# TEKS YANG DITAMPILKAN:

__________

Bacaan ter-Populer ( yang diminati bro..... )

Sabtu, Februari 21, 2009

Electoral Threshold Tidak Bertentangan dengan Konstitusi

KabarIndonesia - Persyaratan bagi partai politik agar dapat mengikuti pemilu berikutnya, yakni partai politik harus memenuhi ketentuan electoral threshold yang tercantum dalam Pasal 9 ayat (1) UU No. 12 Tahun 2003 tentang Pemilihan Umum Anggota Dewan Perwakilan Rakyat, Dewan Perwakilan Daerah, dan Dewan Perwakilan Rakyat Daerah (UU Pemilu) atau bergabung dengan partai politik lainnya apabila ketentuan electoral threshold tidak terpenuhi [Pasal 9 ayat (2) UU Pemilu] tidaklah bertentangan dengan konstitusi. Hal tersebut dinyatakan Mahkamah Konsitusi (MK) dalam sidang pembacaan putusan perkara No. 16/PUU-V/2007 yang diajukan 13 partai politik yang tidak memenuhi ketentuan electoral threshold, pada Rabu (23/10).

Partai politik tersebut antara lain: Partai Persatuan Daerah (PPD), Partai Perhimpunan Indonesia Baru (PPIB), Partai Bintang Reformasi (PBR), Partai Damai Sejahtera (PDS), Partai Bulan Bintang (PBB), Partai Keadilan dan Persatuan Indonesia (PKPI), Partai Persatuan Demokrasi Kebangsaan (PPDK), Partai Nasional Banteng Kemerdekaan (PNBK), Partai Pelopor (PP), Partai Penegak Demokrasi Indonesia (PPDI), Partai Buruh Sosial Demokrat (PBSD), Partai Serikat Indonesia (PSI), dan Partai Karya Peduli Bangsa (PKPB).

__________

# CATATAN YANG DITAMPILKAN:
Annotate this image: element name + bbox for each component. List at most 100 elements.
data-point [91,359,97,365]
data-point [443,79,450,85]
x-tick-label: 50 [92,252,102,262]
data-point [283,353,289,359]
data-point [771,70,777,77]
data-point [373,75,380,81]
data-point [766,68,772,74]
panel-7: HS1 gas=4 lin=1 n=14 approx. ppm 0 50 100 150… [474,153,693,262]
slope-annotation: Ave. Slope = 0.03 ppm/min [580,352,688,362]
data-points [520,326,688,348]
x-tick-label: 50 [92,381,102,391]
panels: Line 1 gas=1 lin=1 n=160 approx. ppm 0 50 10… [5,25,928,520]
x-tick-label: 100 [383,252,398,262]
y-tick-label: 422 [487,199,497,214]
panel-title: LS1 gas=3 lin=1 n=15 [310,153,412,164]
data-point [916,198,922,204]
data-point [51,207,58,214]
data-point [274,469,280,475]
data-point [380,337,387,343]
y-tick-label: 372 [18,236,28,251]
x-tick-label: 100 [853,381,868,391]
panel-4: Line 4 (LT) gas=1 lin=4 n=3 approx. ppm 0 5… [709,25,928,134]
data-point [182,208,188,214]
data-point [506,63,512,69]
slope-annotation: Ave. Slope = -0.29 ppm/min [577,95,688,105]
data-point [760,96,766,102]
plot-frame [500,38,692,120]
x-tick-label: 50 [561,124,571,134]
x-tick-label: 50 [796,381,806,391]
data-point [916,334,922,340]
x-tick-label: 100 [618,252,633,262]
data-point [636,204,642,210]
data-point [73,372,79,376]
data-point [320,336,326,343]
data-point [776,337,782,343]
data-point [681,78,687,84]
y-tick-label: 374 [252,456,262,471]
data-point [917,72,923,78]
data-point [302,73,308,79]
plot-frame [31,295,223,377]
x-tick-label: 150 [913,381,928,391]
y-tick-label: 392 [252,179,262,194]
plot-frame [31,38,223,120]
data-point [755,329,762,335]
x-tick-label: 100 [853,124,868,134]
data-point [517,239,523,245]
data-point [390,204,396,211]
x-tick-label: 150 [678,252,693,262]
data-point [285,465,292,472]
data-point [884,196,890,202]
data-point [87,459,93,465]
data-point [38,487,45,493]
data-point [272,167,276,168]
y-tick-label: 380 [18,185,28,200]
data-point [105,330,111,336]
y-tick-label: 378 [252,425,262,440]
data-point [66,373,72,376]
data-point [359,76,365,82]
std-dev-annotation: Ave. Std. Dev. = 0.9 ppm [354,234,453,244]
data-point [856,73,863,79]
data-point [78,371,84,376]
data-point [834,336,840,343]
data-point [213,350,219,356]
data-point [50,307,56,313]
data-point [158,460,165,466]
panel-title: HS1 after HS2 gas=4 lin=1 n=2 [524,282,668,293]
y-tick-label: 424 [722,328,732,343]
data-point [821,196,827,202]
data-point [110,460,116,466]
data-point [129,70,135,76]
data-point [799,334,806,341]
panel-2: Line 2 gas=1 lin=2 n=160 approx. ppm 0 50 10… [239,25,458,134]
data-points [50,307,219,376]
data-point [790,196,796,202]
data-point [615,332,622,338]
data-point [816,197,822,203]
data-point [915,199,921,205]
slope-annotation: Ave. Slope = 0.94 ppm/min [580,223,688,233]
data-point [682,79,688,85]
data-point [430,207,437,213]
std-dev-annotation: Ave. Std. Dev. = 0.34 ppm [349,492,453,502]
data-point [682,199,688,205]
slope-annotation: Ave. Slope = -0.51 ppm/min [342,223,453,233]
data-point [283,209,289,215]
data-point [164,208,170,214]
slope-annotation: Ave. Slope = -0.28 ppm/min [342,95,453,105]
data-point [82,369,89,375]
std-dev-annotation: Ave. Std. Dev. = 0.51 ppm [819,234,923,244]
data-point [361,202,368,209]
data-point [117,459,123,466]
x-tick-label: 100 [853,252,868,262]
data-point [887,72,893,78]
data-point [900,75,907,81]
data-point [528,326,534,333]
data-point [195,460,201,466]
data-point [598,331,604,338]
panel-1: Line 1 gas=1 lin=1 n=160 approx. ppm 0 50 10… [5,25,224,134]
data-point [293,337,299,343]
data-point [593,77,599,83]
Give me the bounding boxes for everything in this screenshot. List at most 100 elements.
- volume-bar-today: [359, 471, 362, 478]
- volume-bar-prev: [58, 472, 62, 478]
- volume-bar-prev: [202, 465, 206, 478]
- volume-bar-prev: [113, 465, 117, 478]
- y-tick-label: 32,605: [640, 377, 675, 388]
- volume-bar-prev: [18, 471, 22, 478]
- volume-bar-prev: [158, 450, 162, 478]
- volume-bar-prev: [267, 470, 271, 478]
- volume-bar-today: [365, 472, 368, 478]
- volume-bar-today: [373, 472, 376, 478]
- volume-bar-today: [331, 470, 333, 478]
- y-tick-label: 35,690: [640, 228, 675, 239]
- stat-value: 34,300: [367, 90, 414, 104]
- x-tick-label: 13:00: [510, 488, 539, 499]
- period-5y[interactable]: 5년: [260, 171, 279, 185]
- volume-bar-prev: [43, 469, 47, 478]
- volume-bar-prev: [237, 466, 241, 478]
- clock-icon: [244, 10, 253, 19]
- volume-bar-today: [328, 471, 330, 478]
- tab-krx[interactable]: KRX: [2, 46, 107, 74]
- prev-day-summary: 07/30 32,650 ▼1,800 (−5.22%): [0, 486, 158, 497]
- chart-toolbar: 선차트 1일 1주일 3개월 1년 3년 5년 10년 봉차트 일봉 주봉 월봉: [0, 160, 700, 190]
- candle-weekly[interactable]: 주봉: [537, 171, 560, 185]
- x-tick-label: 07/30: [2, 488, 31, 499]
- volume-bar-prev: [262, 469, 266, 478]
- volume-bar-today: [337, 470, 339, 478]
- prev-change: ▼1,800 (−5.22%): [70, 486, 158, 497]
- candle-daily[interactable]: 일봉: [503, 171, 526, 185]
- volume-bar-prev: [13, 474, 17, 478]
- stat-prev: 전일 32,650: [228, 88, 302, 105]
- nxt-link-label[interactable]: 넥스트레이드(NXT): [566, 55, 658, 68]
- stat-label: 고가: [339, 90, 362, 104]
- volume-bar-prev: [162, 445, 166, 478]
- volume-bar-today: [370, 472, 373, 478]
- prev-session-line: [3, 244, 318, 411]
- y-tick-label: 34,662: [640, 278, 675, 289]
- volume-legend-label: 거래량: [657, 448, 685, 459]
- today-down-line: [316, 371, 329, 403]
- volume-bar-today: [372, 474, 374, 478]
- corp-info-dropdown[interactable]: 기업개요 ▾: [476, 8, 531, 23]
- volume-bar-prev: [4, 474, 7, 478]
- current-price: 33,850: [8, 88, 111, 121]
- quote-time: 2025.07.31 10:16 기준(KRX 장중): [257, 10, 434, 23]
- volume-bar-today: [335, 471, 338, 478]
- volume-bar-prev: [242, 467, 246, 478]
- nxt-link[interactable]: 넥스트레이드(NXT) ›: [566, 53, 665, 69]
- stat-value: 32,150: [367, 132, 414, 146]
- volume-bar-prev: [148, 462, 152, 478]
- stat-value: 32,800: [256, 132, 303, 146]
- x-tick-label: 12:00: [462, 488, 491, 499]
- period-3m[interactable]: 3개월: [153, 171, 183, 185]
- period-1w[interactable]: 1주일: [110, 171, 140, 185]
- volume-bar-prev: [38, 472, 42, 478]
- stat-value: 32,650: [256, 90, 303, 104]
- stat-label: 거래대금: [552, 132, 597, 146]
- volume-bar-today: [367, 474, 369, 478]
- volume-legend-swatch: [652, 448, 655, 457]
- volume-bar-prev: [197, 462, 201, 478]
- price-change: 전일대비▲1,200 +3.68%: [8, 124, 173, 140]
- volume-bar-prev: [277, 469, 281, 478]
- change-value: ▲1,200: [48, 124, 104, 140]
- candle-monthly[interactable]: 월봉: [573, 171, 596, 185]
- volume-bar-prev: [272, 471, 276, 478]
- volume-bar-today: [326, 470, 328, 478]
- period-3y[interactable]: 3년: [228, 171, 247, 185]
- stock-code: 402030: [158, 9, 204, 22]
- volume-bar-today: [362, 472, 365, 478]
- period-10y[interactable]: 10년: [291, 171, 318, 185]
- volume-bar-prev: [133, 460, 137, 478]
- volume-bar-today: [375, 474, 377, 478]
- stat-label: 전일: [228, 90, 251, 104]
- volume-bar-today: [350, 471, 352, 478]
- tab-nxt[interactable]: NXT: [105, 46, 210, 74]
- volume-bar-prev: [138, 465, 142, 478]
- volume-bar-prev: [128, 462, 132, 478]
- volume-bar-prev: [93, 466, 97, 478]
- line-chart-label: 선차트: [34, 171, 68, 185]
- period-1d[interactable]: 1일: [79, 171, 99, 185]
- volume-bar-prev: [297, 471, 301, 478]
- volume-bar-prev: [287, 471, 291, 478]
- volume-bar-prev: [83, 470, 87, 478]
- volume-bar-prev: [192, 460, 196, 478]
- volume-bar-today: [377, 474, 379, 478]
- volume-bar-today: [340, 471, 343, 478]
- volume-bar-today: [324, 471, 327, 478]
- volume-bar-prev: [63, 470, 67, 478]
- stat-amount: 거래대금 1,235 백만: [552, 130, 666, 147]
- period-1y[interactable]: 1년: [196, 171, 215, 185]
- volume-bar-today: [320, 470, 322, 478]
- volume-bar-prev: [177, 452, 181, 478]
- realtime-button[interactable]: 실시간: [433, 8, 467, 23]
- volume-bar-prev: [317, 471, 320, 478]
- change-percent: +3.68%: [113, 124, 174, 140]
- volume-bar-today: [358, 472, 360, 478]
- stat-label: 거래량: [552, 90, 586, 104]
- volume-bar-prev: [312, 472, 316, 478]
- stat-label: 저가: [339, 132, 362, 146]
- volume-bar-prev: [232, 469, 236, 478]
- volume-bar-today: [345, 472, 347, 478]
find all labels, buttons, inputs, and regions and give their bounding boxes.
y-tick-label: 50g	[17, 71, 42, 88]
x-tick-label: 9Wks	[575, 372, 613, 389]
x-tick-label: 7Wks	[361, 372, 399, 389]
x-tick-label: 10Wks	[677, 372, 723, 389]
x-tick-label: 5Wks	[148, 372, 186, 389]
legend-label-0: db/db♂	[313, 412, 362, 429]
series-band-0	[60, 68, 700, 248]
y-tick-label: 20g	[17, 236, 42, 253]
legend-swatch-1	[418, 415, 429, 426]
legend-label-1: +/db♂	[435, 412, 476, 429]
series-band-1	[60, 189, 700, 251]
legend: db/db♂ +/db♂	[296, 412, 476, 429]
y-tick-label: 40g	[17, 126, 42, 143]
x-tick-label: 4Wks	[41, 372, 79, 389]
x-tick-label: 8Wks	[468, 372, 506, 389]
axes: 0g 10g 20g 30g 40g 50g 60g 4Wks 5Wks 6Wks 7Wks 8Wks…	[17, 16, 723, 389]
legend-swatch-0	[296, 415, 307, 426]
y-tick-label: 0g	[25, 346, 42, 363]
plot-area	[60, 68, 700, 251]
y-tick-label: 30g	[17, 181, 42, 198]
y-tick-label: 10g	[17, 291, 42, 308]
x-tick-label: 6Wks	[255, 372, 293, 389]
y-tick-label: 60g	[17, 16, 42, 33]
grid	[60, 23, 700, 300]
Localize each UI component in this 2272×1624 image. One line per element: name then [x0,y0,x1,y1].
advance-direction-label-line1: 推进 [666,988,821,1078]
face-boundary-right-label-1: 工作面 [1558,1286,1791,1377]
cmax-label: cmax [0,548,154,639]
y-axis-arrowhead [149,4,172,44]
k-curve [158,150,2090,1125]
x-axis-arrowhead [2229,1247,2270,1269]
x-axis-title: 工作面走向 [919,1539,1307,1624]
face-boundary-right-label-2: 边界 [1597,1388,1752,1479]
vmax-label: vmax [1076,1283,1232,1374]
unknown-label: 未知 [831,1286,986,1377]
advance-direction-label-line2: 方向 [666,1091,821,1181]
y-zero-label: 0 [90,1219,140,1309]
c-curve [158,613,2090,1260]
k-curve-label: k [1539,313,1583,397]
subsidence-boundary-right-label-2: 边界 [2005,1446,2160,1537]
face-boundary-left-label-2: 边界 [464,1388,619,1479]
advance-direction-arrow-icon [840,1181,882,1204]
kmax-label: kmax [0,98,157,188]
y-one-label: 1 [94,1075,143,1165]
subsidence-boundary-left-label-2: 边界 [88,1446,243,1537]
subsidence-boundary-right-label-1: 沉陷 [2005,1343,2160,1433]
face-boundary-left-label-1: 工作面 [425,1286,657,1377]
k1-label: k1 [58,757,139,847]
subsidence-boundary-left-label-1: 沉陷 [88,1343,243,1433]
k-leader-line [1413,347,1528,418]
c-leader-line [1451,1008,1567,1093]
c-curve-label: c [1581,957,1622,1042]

__________

# TUGAS LATIHAN:
**A.** Menurut teks tentang electoral threshold, berapa banyak partai politik yang mengajukan perkara No. 16/PUU-V/2007?
**B.** Salinlah tanpa perubahan bagian catatan yang bermula dari baris pertama catatan dan berakhir pada baris yang memuat "data-point [274,469,280,475]", kedua baris ujungnya ikut disalin.
Teks dan catatan di atas adalah dua bahan yang terpisah satu sama lain.

# JAWABAN TUGAS:
**A.** Perkara itu diajukan oleh 13 partai politik.

**B.**
Annotate this image: element name + bbox for each component. List at most 100 elements.
data-point [91,359,97,365]
data-point [443,79,450,85]
x-tick-label: 50 [92,252,102,262]
data-point [283,353,289,359]
data-point [771,70,777,77]
data-point [373,75,380,81]
data-point [766,68,772,74]
panel-7: HS1 gas=4 lin=1 n=14 approx. ppm 0 50 100 150… [474,153,693,262]
slope-annotation: Ave. Slope = 0.03 ppm/min [580,352,688,362]
data-points [520,326,688,348]
x-tick-label: 50 [92,381,102,391]
panels: Line 1 gas=1 lin=1 n=160 approx. ppm 0 50 10… [5,25,928,520]
x-tick-label: 100 [383,252,398,262]
y-tick-label: 422 [487,199,497,214]
panel-title: LS1 gas=3 lin=1 n=15 [310,153,412,164]
data-point [916,198,922,204]
data-point [51,207,58,214]
data-point [274,469,280,475]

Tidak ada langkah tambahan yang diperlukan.